* _THE REQUEST_: Give back the full listing verbatim, apart from its images.

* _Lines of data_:

☆ ☆ ☆ ☆ ☆

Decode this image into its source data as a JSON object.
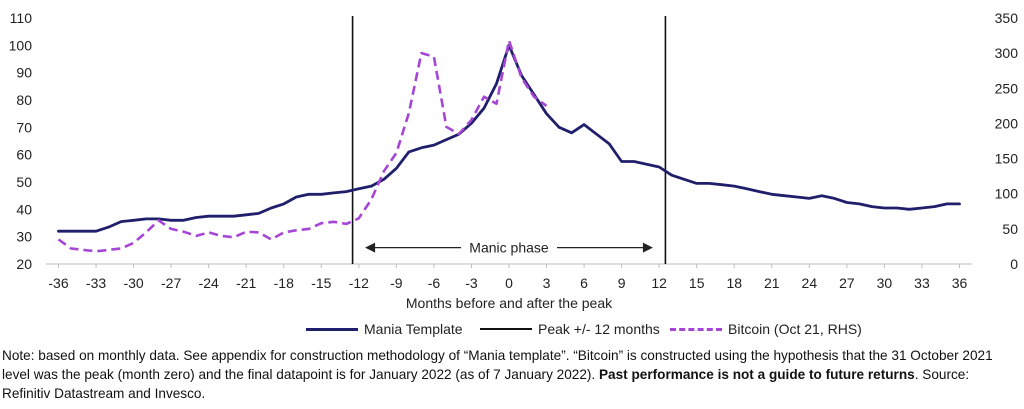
{
  "chart_data": {
    "type": "line",
    "xlabel": "Months before and after the peak",
    "x_ticks": [
      -36,
      -33,
      -30,
      -27,
      -24,
      -21,
      -18,
      -15,
      -12,
      -9,
      -6,
      -3,
      0,
      3,
      6,
      9,
      12,
      15,
      18,
      21,
      24,
      27,
      30,
      33,
      36
    ],
    "xlim": [
      -37,
      37
    ],
    "y_left": {
      "ticks": [
        20,
        30,
        40,
        50,
        60,
        70,
        80,
        90,
        100,
        110
      ],
      "lim": [
        20,
        110
      ]
    },
    "y_right": {
      "ticks": [
        0,
        50,
        100,
        150,
        200,
        250,
        300,
        350
      ],
      "lim": [
        0,
        350
      ]
    },
    "vertical_lines": [
      -12.5,
      12.5
    ],
    "annotation": {
      "text": "Manic phase",
      "from": -11.5,
      "to": 11.5,
      "y": 26
    },
    "series": [
      {
        "name": "Mania Template",
        "axis": "left",
        "color": "#1f1f6b",
        "style": "solid",
        "x": [
          -36,
          -35,
          -34,
          -33,
          -32,
          -31,
          -30,
          -29,
          -28,
          -27,
          -26,
          -25,
          -24,
          -23,
          -22,
          -21,
          -20,
          -19,
          -18,
          -17,
          -16,
          -15,
          -14,
          -13,
          -12,
          -11,
          -10,
          -9,
          -8,
          -7,
          -6,
          -5,
          -4,
          -3,
          -2,
          -1,
          0,
          1,
          2,
          3,
          4,
          5,
          6,
          7,
          8,
          9,
          10,
          11,
          12,
          13,
          14,
          15,
          16,
          17,
          18,
          19,
          20,
          21,
          22,
          23,
          24,
          25,
          26,
          27,
          28,
          29,
          30,
          31,
          32,
          33,
          34,
          35,
          36
        ],
        "values": [
          32,
          32,
          32,
          32,
          33.5,
          35.5,
          36,
          36.5,
          36.5,
          36,
          36,
          37,
          37.5,
          37.5,
          37.5,
          38,
          38.5,
          40.5,
          42,
          44.5,
          45.5,
          45.5,
          46,
          46.5,
          47.5,
          48.5,
          51,
          55,
          61,
          62.5,
          63.5,
          65.5,
          67.5,
          71.5,
          77,
          86,
          100,
          89,
          82,
          75,
          70,
          68,
          71,
          67.5,
          64,
          57.5,
          57.5,
          56.5,
          55.5,
          52.5,
          51,
          49.5,
          49.5,
          49,
          48.5,
          47.5,
          46.5,
          45.5,
          45,
          44.5,
          44,
          45,
          44,
          42.5,
          42,
          41,
          40.5,
          40.5,
          40,
          40.5,
          41,
          42,
          42
        ]
      },
      {
        "name": "Bitcoin (Oct 21, RHS)",
        "axis": "right",
        "color": "#a646d6",
        "style": "dashed",
        "x": [
          -36,
          -35,
          -34,
          -33,
          -32,
          -31,
          -30,
          -29,
          -28,
          -27,
          -26,
          -25,
          -24,
          -23,
          -22,
          -21,
          -20,
          -19,
          -18,
          -17,
          -16,
          -15,
          -14,
          -13,
          -12,
          -11,
          -10,
          -9,
          -8,
          -7,
          -6,
          -5,
          -4,
          -3,
          -2,
          -1,
          0,
          1,
          2,
          3
        ],
        "values": [
          35,
          22,
          20,
          18,
          20,
          22,
          30,
          45,
          62,
          50,
          46,
          40,
          45,
          40,
          38,
          46,
          45,
          35,
          45,
          48,
          50,
          58,
          60,
          57,
          65,
          92,
          132,
          158,
          215,
          300,
          295,
          195,
          185,
          205,
          238,
          228,
          318,
          265,
          238,
          225
        ]
      }
    ],
    "legend": [
      {
        "label": "Mania Template",
        "color": "#1f1f6b",
        "style": "solid"
      },
      {
        "label": "Peak +/- 12 months",
        "color": "#111111",
        "style": "solid"
      },
      {
        "label": "Bitcoin (Oct 21, RHS)",
        "color": "#a646d6",
        "style": "dashed"
      }
    ]
  },
  "note": {
    "text": "Note: based on monthly data. See appendix for construction methodology of “Mania template”. “Bitcoin” is constructed using the hypothesis that the 31 October 2021 level was the peak (month zero) and the final datapoint is for January 2022 (as of 7 January 2022). ",
    "bold": "Past performance is not a guide to future returns",
    "tail": ". Source: Refinitiv Datastream and Invesco."
  }
}
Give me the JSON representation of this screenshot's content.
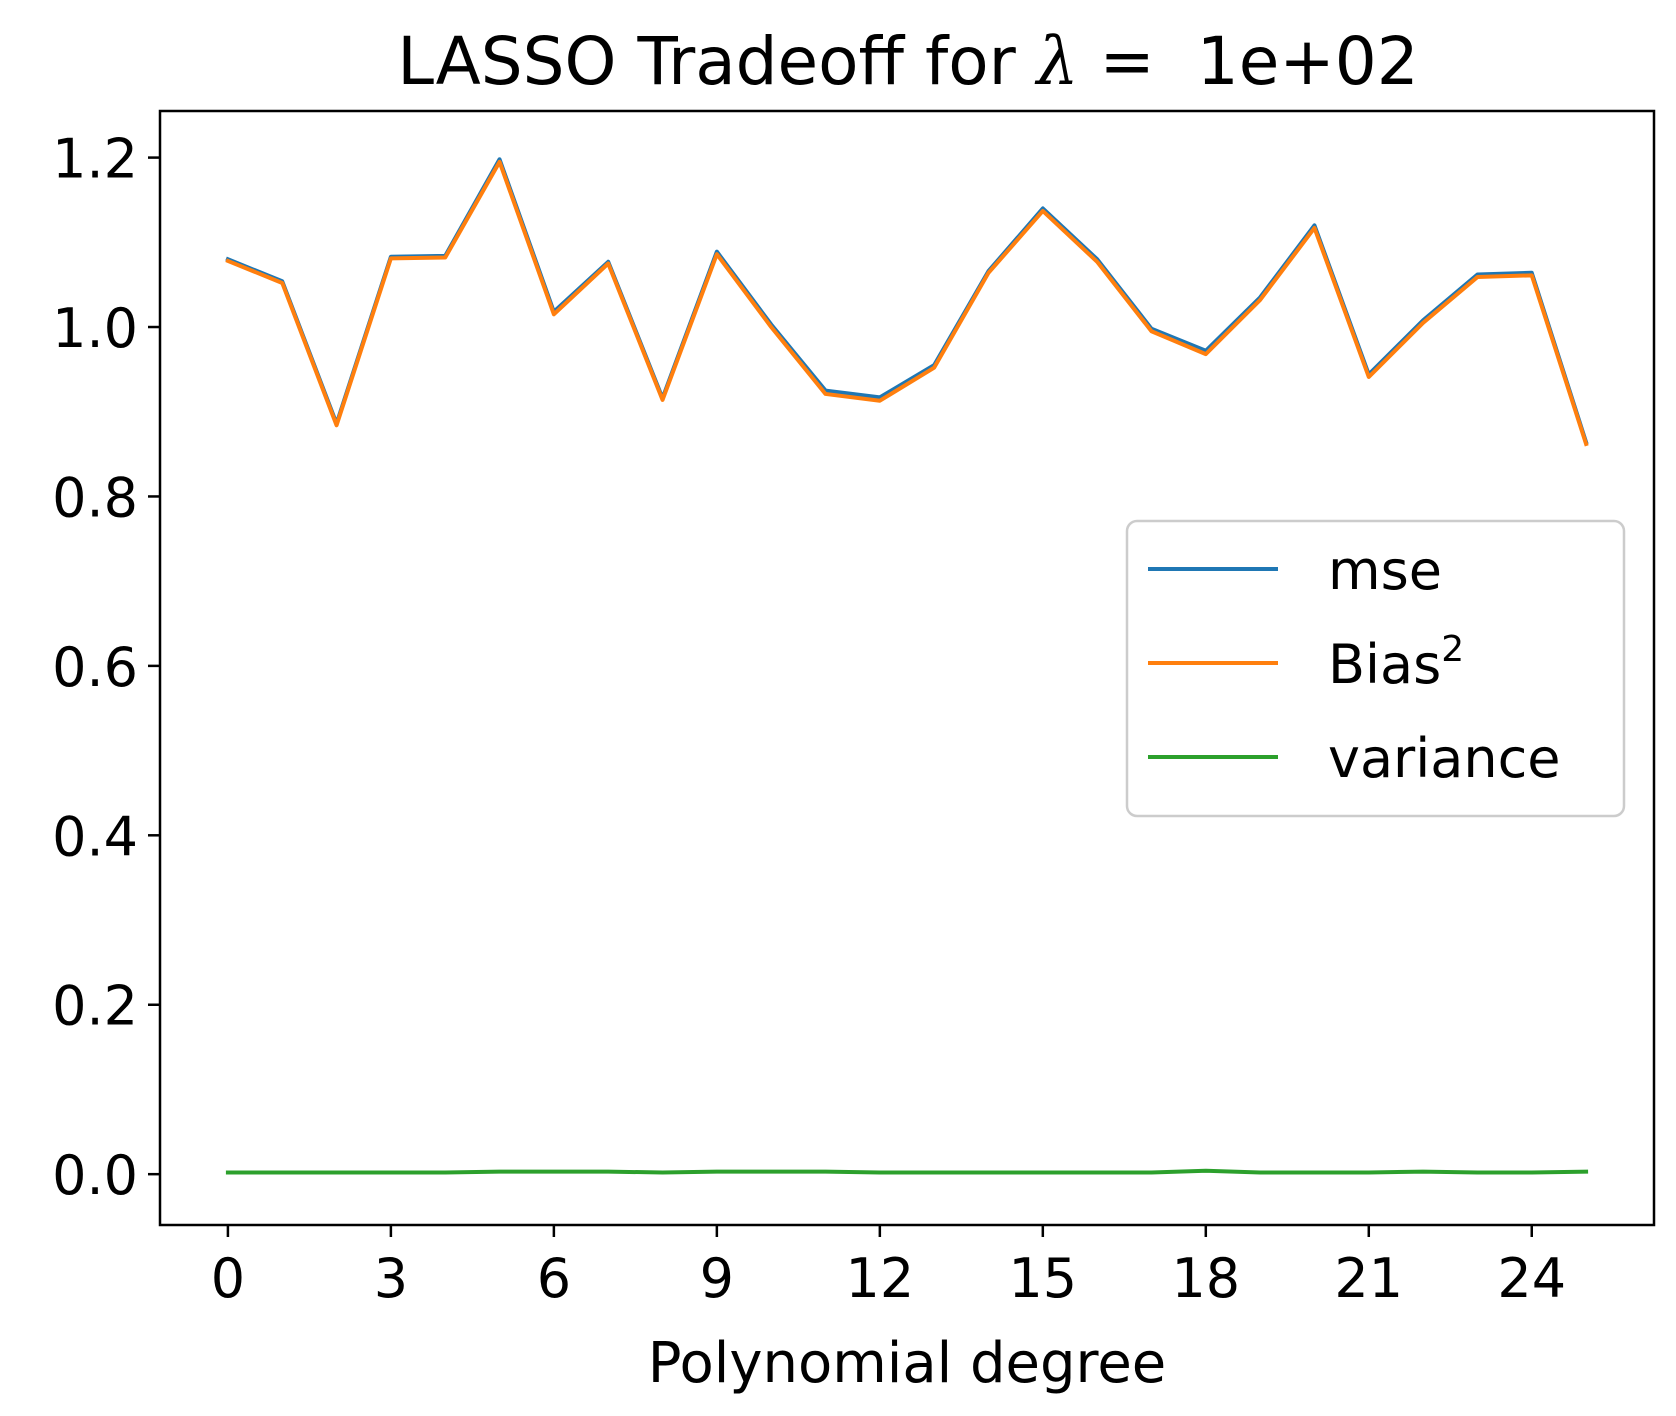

☆ ☆ ☆ ☆ ☆

* _WRITTEN RESPONSE_:
Decode this image into its source data as a JSON object.
{
  "chart_data": {
    "type": "line",
    "xlabel": "Months before and after the peak",
    "x_ticks": [
      -36,
      -33,
      -30,
      -27,
      -24,
      -21,
      -18,
      -15,
      -12,
      -9,
      -6,
      -3,
      0,
      3,
      6,
      9,
      12,
      15,
      18,
      21,
      24,
      27,
      30,
      33,
      36
    ],
    "xlim": [
      -37,
      37
    ],
    "y_left": {
      "ticks": [
        20,
        30,
        40,
        50,
        60,
        70,
        80,
        90,
        100,
        110
      ],
      "lim": [
        20,
        110
      ]
    },
    "y_right": {
      "ticks": [
        0,
        50,
        100,
        150,
        200,
        250,
        300,
        350
      ],
      "lim": [
        0,
        350
      ]
    },
    "vertical_lines": [
      -12.5,
      12.5
    ],
    "annotation": {
      "text": "Manic phase",
      "from": -11.5,
      "to": 11.5,
      "y": 26
    },
    "series": [
      {
        "name": "Mania Template",
        "axis": "left",
        "color": "#1f1f6b",
        "style": "solid",
        "x": [
          -36,
          -35,
          -34,
          -33,
          -32,
          -31,
          -30,
          -29,
          -28,
          -27,
          -26,
          -25,
          -24,
          -23,
          -22,
          -21,
          -20,
          -19,
          -18,
          -17,
          -16,
          -15,
          -14,
          -13,
          -12,
          -11,
          -10,
          -9,
          -8,
          -7,
          -6,
          -5,
          -4,
          -3,
          -2,
          -1,
          0,
          1,
          2,
          3,
          4,
          5,
          6,
          7,
          8,
          9,
          10,
          11,
          12,
          13,
          14,
          15,
          16,
          17,
          18,
          19,
          20,
          21,
          22,
          23,
          24,
          25,
          26,
          27,
          28,
          29,
          30,
          31,
          32,
          33,
          34,
          35,
          36
        ],
        "values": [
          32,
          32,
          32,
          32,
          33.5,
          35.5,
          36,
          36.5,
          36.5,
          36,
          36,
          37,
          37.5,
          37.5,
          37.5,
          38,
          38.5,
          40.5,
          42,
          44.5,
          45.5,
          45.5,
          46,
          46.5,
          47.5,
          48.5,
          51,
          55,
          61,
          62.5,
          63.5,
          65.5,
          67.5,
          71.5,
          77,
          86,
          100,
          89,
          82,
          75,
          70,
          68,
          71,
          67.5,
          64,
          57.5,
          57.5,
          56.5,
          55.5,
          52.5,
          51,
          49.5,
          49.5,
          49,
          48.5,
          47.5,
          46.5,
          45.5,
          45,
          44.5,
          44,
          45,
          44,
          42.5,
          42,
          41,
          40.5,
          40.5,
          40,
          40.5,
          41,
          42,
          42
        ]
      },
      {
        "name": "Bitcoin (Oct 21, RHS)",
        "axis": "right",
        "color": "#a646d6",
        "style": "dashed",
        "x": [
          -36,
          -35,
          -34,
          -33,
          -32,
          -31,
          -30,
          -29,
          -28,
          -27,
          -26,
          -25,
          -24,
          -23,
          -22,
          -21,
          -20,
          -19,
          -18,
          -17,
          -16,
          -15,
          -14,
          -13,
          -12,
          -11,
          -10,
          -9,
          -8,
          -7,
          -6,
          -5,
          -4,
          -3,
          -2,
          -1,
          0,
          1,
          2,
          3
        ],
        "values": [
          35,
          22,
          20,
          18,
          20,
          22,
          30,
          45,
          62,
          50,
          46,
          40,
          45,
          40,
          38,
          46,
          45,
          35,
          45,
          48,
          50,
          58,
          60,
          57,
          65,
          92,
          132,
          158,
          215,
          300,
          295,
          195,
          185,
          205,
          238,
          228,
          318,
          265,
          238,
          225
        ]
      }
    ],
    "legend": [
      {
        "label": "Mania Template",
        "color": "#1f1f6b",
        "style": "solid"
      },
      {
        "label": "Peak +/- 12 months",
        "color": "#111111",
        "style": "solid"
      },
      {
        "label": "Bitcoin (Oct 21, RHS)",
        "color": "#a646d6",
        "style": "dashed"
      }
    ]
  },
  "note": {
    "text": "Note: based on monthly data. See appendix for construction methodology of “Mania template”. “Bitcoin” is constructed using the hypothesis that the 31 October 2021 level was the peak (month zero) and the final datapoint is for January 2022 (as of 7 January 2022). ",
    "bold": "Past performance is not a guide to future returns",
    "tail": ". Source: Refinitiv Datastream and Invesco."
  }
}
Give me the JSON representation of this screenshot's content.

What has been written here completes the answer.